* Start MATERIAL SHOWN *

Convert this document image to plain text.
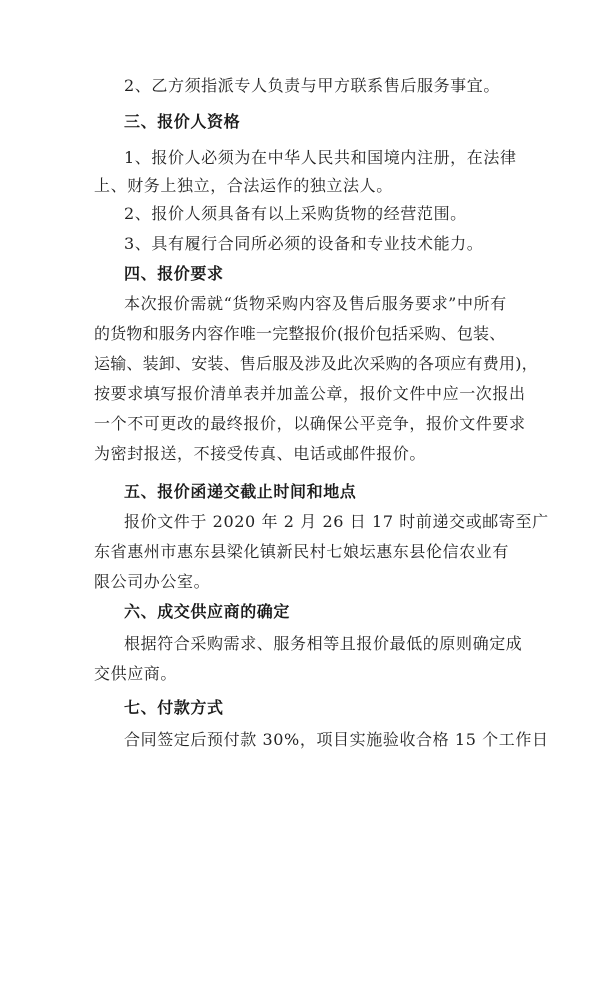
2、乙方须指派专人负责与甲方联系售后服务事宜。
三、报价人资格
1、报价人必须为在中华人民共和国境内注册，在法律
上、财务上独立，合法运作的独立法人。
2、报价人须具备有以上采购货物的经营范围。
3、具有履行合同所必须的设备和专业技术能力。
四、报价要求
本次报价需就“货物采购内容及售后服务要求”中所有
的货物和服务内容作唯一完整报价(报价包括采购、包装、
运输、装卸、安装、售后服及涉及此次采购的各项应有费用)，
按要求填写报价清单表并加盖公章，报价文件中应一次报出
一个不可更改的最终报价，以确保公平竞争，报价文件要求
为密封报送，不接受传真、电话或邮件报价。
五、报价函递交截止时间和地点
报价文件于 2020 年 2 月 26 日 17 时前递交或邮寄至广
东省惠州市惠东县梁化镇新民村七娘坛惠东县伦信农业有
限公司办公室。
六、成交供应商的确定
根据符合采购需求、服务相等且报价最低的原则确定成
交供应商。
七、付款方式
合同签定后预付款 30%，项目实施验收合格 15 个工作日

* End MATERIAL SHOWN *
* Start MATERIAL SHOWN *

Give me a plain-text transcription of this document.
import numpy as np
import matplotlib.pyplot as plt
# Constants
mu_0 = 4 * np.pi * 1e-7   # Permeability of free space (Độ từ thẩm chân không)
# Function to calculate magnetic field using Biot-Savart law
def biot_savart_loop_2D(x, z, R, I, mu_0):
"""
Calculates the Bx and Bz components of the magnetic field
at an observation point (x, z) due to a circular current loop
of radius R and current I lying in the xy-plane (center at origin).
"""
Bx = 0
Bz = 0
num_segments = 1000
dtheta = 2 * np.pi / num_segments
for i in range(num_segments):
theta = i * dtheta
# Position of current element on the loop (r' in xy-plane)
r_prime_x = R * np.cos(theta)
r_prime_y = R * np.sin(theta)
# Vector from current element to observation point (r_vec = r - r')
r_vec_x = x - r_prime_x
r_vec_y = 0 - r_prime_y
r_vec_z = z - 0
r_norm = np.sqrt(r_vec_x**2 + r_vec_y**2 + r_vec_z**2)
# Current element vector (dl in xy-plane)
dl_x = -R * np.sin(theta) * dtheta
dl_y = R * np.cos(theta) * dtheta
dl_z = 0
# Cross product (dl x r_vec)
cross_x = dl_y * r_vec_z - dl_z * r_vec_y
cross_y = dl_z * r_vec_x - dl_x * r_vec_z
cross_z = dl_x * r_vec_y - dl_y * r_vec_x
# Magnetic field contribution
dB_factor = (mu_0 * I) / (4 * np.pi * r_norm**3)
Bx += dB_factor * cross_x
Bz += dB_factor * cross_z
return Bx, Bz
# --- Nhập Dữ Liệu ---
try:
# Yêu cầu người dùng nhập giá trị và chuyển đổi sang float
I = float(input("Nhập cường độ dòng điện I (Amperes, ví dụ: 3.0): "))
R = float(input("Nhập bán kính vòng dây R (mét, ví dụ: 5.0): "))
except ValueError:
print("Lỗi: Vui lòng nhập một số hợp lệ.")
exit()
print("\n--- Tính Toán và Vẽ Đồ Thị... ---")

* End MATERIAL SHOWN *

• _STATED PROBLEM_: Determine how many lines of the entries above carry the string "observation", and give that number alone.

• _TASK RESPONSE_: 2